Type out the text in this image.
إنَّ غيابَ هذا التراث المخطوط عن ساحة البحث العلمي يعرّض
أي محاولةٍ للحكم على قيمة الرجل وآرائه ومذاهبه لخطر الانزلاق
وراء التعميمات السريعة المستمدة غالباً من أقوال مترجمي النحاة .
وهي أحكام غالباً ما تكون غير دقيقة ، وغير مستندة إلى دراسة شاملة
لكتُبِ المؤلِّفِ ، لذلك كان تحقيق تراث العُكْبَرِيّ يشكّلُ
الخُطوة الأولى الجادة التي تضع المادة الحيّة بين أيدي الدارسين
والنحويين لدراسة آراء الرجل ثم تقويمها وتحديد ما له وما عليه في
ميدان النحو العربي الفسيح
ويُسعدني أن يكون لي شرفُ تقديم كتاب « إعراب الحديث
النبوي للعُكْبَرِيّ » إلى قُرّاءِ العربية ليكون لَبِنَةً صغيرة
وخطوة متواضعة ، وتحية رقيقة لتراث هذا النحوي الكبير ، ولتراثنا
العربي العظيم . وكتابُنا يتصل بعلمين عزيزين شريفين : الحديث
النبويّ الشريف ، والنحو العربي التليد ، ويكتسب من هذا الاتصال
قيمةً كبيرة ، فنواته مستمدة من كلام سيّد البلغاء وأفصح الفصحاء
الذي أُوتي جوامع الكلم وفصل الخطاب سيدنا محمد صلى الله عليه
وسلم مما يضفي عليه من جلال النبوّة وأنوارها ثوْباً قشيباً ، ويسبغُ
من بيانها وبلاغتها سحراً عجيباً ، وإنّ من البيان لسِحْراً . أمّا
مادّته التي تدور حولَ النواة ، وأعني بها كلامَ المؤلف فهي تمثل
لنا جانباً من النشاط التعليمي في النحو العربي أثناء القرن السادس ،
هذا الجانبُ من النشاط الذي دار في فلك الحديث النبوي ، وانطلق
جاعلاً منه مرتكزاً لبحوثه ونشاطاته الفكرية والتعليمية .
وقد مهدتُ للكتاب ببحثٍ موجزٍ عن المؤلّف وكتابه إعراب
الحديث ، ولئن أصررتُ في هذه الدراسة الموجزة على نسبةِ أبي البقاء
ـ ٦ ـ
________________
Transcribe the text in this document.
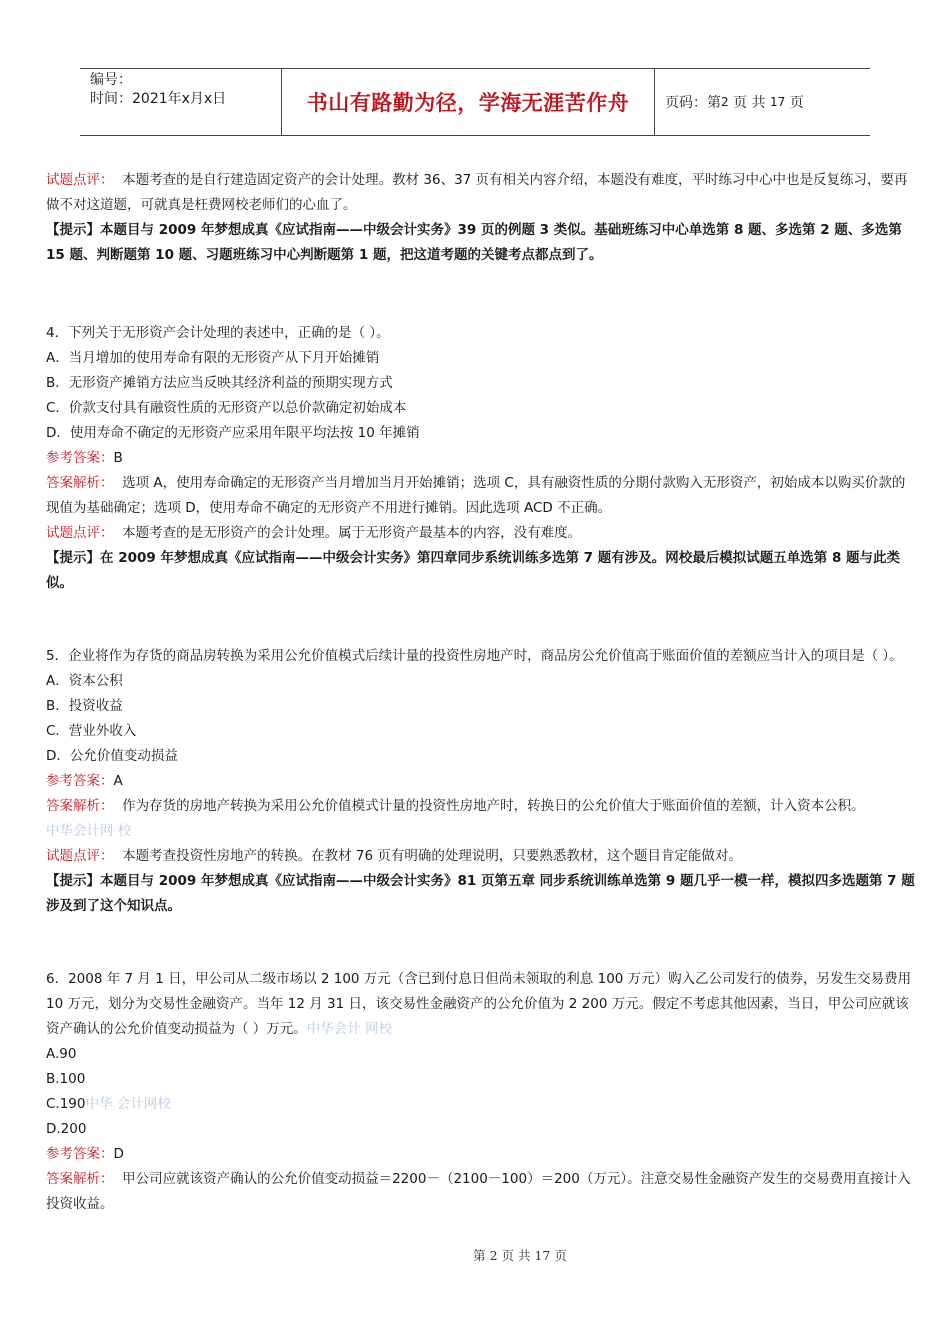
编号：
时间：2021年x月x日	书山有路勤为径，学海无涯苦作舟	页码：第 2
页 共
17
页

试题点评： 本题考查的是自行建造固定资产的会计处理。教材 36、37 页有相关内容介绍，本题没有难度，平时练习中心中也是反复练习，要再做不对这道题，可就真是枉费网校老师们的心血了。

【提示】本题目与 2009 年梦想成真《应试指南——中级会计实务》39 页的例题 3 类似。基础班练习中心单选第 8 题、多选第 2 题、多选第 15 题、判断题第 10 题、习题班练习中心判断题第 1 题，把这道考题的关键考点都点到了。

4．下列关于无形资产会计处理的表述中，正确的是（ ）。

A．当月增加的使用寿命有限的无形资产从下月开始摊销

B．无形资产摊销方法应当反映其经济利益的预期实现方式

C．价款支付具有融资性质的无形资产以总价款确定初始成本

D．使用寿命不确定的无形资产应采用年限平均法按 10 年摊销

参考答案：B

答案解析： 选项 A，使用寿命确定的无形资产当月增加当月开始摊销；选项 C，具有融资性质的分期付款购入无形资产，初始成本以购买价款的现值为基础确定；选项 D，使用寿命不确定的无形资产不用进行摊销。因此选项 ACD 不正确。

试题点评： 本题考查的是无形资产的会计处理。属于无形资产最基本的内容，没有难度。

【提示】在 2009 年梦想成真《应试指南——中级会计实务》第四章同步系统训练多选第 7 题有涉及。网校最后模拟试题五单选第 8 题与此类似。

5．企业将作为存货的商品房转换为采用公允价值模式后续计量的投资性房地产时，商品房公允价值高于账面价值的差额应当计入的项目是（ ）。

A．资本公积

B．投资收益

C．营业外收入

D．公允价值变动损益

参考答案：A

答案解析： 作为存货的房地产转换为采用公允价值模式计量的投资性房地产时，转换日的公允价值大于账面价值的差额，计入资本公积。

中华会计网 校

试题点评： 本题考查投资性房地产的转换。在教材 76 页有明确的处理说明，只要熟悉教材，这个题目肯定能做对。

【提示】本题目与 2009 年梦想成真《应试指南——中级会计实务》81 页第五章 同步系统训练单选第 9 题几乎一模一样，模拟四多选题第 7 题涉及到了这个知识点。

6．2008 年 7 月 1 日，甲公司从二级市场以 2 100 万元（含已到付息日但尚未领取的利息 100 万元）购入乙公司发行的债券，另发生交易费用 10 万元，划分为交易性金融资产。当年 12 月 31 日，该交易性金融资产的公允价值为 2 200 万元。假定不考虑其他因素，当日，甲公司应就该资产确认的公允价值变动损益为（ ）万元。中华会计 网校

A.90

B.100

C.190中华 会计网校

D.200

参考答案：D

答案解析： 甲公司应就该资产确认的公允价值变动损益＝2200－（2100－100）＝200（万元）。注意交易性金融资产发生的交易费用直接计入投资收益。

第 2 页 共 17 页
________________
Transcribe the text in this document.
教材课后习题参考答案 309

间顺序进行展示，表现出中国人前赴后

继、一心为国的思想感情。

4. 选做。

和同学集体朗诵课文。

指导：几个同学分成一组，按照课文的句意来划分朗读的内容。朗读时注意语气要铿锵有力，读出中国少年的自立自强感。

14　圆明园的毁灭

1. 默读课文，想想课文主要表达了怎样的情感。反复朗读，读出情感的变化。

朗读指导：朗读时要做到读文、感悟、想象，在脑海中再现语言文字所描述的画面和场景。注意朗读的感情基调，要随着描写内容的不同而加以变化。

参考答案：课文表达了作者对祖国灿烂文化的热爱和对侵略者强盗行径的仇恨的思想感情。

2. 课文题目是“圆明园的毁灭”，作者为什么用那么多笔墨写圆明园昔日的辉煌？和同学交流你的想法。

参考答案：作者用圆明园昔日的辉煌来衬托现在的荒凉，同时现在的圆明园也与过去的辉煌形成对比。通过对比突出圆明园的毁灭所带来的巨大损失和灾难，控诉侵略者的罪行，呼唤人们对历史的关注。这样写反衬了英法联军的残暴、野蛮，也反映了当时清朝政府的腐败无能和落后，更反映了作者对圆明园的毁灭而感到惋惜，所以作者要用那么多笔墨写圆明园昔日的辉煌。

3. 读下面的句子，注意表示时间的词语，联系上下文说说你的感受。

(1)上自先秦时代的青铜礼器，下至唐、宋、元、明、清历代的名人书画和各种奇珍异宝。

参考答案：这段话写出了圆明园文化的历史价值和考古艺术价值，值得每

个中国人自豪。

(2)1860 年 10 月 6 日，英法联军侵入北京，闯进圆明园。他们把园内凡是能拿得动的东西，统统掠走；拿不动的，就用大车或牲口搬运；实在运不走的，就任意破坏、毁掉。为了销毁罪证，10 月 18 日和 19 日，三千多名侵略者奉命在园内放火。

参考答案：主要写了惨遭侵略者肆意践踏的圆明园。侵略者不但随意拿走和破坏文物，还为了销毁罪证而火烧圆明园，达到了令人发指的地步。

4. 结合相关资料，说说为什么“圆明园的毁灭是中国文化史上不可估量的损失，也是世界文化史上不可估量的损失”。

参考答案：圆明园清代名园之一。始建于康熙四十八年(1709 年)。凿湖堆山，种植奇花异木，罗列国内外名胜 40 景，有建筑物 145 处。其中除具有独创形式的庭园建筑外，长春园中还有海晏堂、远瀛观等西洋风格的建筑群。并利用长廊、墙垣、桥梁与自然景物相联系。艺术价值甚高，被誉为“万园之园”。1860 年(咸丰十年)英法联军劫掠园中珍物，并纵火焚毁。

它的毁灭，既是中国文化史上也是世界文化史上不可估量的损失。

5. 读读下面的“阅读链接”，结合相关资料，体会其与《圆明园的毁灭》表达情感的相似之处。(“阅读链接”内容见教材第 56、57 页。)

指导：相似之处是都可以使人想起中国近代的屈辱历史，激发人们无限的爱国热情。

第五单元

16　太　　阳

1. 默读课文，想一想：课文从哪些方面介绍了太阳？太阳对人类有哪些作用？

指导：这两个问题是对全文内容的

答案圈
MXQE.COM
________________
How many lines in the records above hold the word "中级会计实务"? Give only the number.

## Exercise solution
3